## EXERCISE REQUIREMENTS
Whenever a line below holds the word "this", copy that line.

### RECORDS FOR THE EXERCISE ###

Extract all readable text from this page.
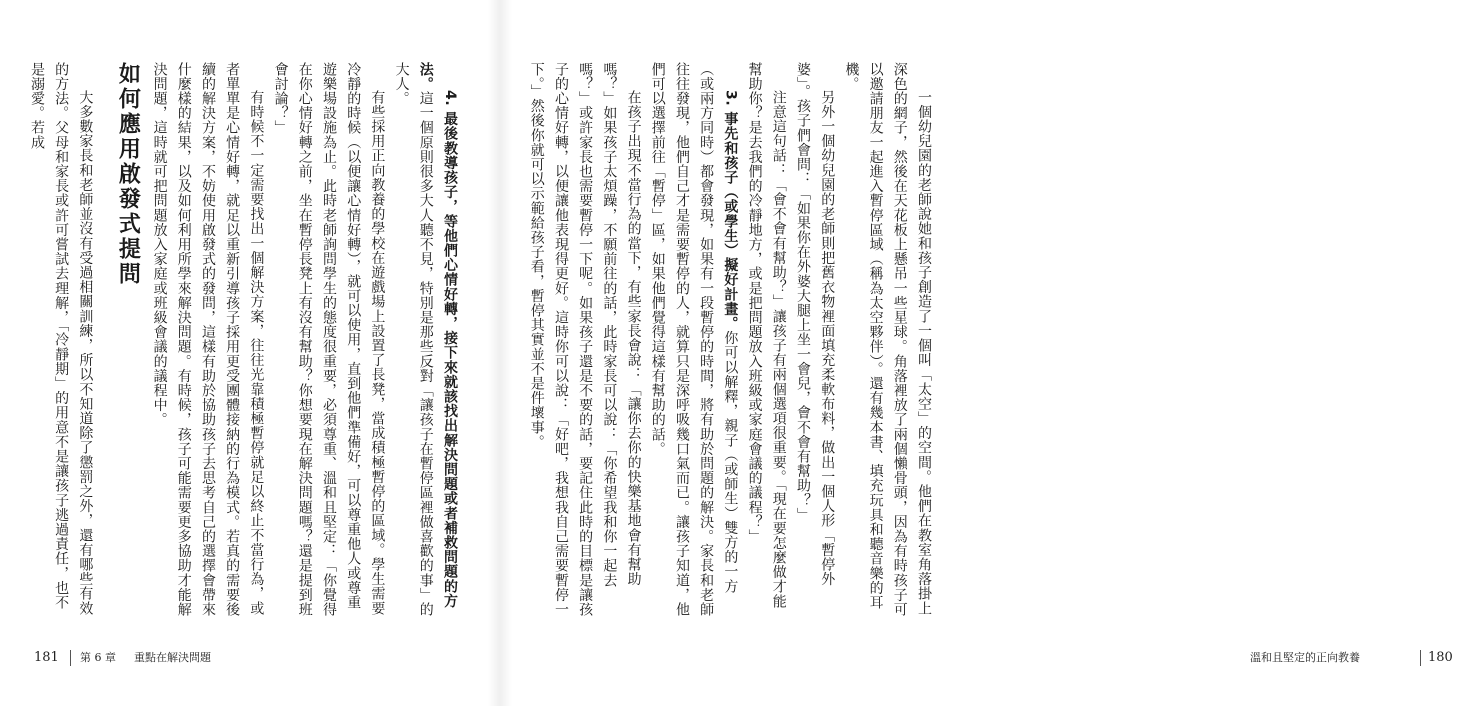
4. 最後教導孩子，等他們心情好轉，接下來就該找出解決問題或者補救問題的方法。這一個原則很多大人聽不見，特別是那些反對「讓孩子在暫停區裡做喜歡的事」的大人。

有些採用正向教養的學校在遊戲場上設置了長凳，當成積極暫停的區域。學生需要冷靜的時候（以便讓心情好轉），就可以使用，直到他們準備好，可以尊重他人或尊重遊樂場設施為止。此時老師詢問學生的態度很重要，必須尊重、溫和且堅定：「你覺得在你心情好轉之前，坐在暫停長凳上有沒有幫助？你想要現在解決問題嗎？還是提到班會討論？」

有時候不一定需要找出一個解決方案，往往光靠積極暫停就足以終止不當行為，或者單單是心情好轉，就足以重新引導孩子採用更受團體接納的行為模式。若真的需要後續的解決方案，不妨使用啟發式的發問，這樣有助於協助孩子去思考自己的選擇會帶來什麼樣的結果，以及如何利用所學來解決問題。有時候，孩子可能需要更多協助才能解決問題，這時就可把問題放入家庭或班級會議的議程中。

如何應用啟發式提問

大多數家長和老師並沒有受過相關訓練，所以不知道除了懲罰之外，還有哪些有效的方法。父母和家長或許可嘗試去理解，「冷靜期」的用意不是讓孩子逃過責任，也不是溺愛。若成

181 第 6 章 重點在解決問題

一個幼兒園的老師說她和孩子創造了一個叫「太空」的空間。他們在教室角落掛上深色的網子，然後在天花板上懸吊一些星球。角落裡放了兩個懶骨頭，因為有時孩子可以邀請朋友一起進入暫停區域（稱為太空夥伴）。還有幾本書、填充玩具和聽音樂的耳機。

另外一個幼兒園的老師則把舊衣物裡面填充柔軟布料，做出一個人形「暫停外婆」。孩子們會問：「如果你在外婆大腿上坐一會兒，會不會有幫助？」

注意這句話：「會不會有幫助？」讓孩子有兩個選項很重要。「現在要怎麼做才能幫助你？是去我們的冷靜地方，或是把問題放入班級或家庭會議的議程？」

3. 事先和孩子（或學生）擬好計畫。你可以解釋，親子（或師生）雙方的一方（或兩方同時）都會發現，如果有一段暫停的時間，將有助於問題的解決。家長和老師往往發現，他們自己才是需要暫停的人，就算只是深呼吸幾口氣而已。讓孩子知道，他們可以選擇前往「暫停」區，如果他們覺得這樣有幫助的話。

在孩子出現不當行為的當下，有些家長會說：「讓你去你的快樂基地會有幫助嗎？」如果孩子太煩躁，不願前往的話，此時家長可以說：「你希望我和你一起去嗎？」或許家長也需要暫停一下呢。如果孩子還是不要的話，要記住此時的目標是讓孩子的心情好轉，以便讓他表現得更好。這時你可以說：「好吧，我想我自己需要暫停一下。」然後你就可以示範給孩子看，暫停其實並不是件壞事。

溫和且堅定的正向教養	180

###
### RECORDS FOR THE EXERCISE ###

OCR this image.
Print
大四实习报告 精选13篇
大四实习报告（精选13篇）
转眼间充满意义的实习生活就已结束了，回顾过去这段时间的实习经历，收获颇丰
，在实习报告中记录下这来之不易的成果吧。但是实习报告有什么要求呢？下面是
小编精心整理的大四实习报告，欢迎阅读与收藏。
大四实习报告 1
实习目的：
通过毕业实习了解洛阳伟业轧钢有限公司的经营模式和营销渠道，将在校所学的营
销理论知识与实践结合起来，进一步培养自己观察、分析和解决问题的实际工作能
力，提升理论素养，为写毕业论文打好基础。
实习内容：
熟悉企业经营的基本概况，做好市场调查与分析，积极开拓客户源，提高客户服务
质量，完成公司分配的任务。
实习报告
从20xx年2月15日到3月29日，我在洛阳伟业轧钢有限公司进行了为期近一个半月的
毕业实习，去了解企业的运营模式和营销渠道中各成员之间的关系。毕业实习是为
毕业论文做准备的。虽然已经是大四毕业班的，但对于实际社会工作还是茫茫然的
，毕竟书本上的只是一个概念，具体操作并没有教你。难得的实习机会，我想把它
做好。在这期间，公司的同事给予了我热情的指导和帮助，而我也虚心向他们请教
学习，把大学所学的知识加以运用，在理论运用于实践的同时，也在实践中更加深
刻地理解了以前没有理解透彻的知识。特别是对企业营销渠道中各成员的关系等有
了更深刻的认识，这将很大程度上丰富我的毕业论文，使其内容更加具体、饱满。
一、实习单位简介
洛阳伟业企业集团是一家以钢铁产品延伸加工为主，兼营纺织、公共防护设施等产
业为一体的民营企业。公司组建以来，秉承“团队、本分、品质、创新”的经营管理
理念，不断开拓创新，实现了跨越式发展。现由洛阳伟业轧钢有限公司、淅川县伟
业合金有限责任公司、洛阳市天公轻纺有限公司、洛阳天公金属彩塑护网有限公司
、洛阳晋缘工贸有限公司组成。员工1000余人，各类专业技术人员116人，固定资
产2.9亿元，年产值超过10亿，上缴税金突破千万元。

###

## THE RESPONSE
Extract all readable text from this page.
OCR this image.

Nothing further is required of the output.